### Directions
Render each line of the data below as one string in a JSON list, omitting any blank lines.

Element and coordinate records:
★ ★ ★

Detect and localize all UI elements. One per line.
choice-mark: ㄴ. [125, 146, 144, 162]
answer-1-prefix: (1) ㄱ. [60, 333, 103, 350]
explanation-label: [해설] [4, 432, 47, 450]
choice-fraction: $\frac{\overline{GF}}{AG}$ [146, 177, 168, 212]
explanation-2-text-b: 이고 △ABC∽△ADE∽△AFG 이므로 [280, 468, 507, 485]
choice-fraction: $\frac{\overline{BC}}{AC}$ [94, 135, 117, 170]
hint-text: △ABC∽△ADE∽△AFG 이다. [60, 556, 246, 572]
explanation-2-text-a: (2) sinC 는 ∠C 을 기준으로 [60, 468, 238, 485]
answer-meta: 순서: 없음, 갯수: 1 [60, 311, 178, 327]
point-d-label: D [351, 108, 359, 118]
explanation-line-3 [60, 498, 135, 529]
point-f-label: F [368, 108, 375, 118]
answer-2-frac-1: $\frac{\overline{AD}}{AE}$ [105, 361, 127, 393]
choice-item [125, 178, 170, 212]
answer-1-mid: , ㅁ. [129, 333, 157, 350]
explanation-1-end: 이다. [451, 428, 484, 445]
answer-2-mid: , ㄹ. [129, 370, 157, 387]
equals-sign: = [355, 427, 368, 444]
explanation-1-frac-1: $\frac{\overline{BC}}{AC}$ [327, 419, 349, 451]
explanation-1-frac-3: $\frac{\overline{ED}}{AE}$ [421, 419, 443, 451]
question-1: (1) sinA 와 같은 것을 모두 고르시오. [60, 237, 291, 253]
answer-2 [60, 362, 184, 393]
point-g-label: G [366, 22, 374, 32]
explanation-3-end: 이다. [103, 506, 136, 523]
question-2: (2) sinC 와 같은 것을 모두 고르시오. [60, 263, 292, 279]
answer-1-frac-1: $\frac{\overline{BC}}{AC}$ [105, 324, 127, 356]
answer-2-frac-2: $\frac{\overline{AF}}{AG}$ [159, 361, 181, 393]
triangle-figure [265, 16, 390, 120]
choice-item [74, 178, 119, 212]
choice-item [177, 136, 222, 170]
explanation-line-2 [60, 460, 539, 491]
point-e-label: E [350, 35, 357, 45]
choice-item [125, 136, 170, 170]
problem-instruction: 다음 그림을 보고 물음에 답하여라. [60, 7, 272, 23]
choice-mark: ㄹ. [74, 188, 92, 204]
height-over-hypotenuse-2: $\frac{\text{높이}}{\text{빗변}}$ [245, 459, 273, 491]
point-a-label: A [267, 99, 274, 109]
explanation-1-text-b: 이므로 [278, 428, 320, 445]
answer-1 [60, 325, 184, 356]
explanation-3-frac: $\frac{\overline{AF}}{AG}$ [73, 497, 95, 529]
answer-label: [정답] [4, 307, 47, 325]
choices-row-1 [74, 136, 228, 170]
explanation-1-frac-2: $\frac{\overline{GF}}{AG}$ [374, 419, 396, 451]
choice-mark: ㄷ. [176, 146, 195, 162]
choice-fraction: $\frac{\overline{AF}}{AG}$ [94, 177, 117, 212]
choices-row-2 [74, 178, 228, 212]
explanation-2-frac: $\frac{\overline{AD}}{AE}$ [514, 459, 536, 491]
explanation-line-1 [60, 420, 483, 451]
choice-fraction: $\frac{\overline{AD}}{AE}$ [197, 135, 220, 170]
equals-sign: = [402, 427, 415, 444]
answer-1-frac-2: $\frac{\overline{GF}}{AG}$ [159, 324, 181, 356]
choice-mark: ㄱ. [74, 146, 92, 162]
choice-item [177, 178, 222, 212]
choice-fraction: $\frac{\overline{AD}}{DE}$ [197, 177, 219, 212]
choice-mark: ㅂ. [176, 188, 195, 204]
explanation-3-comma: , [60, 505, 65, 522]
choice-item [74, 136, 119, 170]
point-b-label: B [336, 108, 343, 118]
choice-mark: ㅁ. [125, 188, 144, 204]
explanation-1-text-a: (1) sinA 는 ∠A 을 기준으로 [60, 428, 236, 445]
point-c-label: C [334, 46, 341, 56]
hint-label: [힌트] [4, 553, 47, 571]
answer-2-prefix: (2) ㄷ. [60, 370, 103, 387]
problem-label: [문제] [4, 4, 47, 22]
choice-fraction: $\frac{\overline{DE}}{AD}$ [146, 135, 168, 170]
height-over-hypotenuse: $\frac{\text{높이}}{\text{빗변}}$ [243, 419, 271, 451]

★ ★ ★

### Exercise solution
[
  "Detect and localize all UI elements. One per line.",
  "choice-mark: ㄴ. [125, 146, 144, 162]",
  "answer-1-prefix: (1) ㄱ. [60, 333, 103, 350]",
  "explanation-label: [해설] [4, 432, 47, 450]",
  "choice-fraction: $\\frac{\\overline{GF}}{AG}$ [146, 177, 168, 212]",
  "explanation-2-text-b: 이고 △ABC∽△ADE∽△AFG 이므로 [280, 468, 507, 485]",
  "choice-fraction: $\\frac{\\overline{BC}}{AC}$ [94, 135, 117, 170]",
  "hint-text: △ABC∽△ADE∽△AFG 이다. [60, 556, 246, 572]",
  "explanation-2-text-a: (2) sinC 는 ∠C 을 기준으로 [60, 468, 238, 485]",
  "answer-meta: 순서: 없음, 갯수: 1 [60, 311, 178, 327]",
  "point-d-label: D [351, 108, 359, 118]",
  "explanation-line-3 [60, 498, 135, 529]",
  "point-f-label: F [368, 108, 375, 118]",
  "answer-2-frac-1: $\\frac{\\overline{AD}}{AE}$ [105, 361, 127, 393]",
  "choice-item [125, 178, 170, 212]",
  "answer-1-mid: , ㅁ. [129, 333, 157, 350]",
  "explanation-1-end: 이다. [451, 428, 484, 445]",
  "answer-2-mid: , ㄹ. [129, 370, 157, 387]",
  "equals-sign: = [355, 427, 368, 444]",
  "explanation-1-frac-1: $\\frac{\\overline{BC}}{AC}$ [327, 419, 349, 451]",
  "explanation-1-frac-3: $\\frac{\\overline{ED}}{AE}$ [421, 419, 443, 451]",
  "question-1: (1) sinA 와 같은 것을 모두 고르시오. [60, 237, 291, 253]",
  "answer-2 [60, 362, 184, 393]",
  "point-g-label: G [366, 22, 374, 32]",
  "explanation-3-end: 이다. [103, 506, 136, 523]",
  "question-2: (2) sinC 와 같은 것을 모두 고르시오. [60, 263, 292, 279]",
  "answer-1-frac-1: $\\frac{\\overline{BC}}{AC}$ [105, 324, 127, 356]",
  "answer-2-frac-2: $\\frac{\\overline{AF}}{AG}$ [159, 361, 181, 393]",
  "triangle-figure [265, 16, 390, 120]",
  "choice-item [74, 178, 119, 212]",
  "choice-item [177, 136, 222, 170]",
  "explanation-line-2 [60, 460, 539, 491]",
  "point-e-label: E [350, 35, 357, 45]",
  "choice-item [125, 136, 170, 170]",
  "problem-instruction: 다음 그림을 보고 물음에 답하여라. [60, 7, 272, 23]",
  "choice-mark: ㄹ. [74, 188, 92, 204]",
  "height-over-hypotenuse-2: $\\frac{\\text{높이}}{\\text{빗변}}$ [245, 459, 273, 491]",
  "point-a-label: A [267, 99, 274, 109]",
  "explanation-1-text-b: 이므로 [278, 428, 320, 445]",
  "answer-1 [60, 325, 184, 356]",
  "explanation-3-frac: $\\frac{\\overline{AF}}{AG}$ [73, 497, 95, 529]",
  "answer-label: [정답] [4, 307, 47, 325]",
  "choices-row-1 [74, 136, 228, 170]",
  "explanation-1-frac-2: $\\frac{\\overline{GF}}{AG}$ [374, 419, 396, 451]",
  "choice-mark: ㄷ. [176, 146, 195, 162]",
  "choice-fraction: $\\frac{\\overline{AF}}{AG}$ [94, 177, 117, 212]",
  "choices-row-2 [74, 178, 228, 212]",
  "explanation-2-frac: $\\frac{\\overline{AD}}{AE}$ [514, 459, 536, 491]",
  "explanation-line-1 [60, 420, 483, 451]",
  "choice-fraction: $\\frac{\\overline{AD}}{AE}$ [197, 135, 220, 170]",
  "equals-sign: = [402, 427, 415, 444]",
  "answer-1-frac-2: $\\frac{\\overline{GF}}{AG}$ [159, 324, 181, 356]",
  "choice-mark: ㄱ. [74, 146, 92, 162]",
  "choice-item [177, 178, 222, 212]",
  "choice-fraction: $\\frac{\\overline{AD}}{DE}$ [197, 177, 219, 212]",
  "choice-mark: ㅂ. [176, 188, 195, 204]",
  "explanation-3-comma: , [60, 505, 65, 522]",
  "choice-item [74, 136, 119, 170]",
  "point-b-label: B [336, 108, 343, 118]",
  "choice-mark: ㅁ. [125, 188, 144, 204]",
  "explanation-1-text-a: (1) sinA 는 ∠A 을 기준으로 [60, 428, 236, 445]",
  "point-c-label: C [334, 46, 341, 56]",
  "hint-label: [힌트] [4, 553, 47, 571]",
  "answer-2-prefix: (2) ㄷ. [60, 370, 103, 387]",
  "problem-label: [문제] [4, 4, 47, 22]",
  "choice-fraction: $\\frac{\\overline{DE}}{AD}$ [146, 135, 168, 170]",
  "height-over-hypotenuse: $\\frac{\\text{높이}}{\\text{빗변}}$ [243, 419, 271, 451]"
]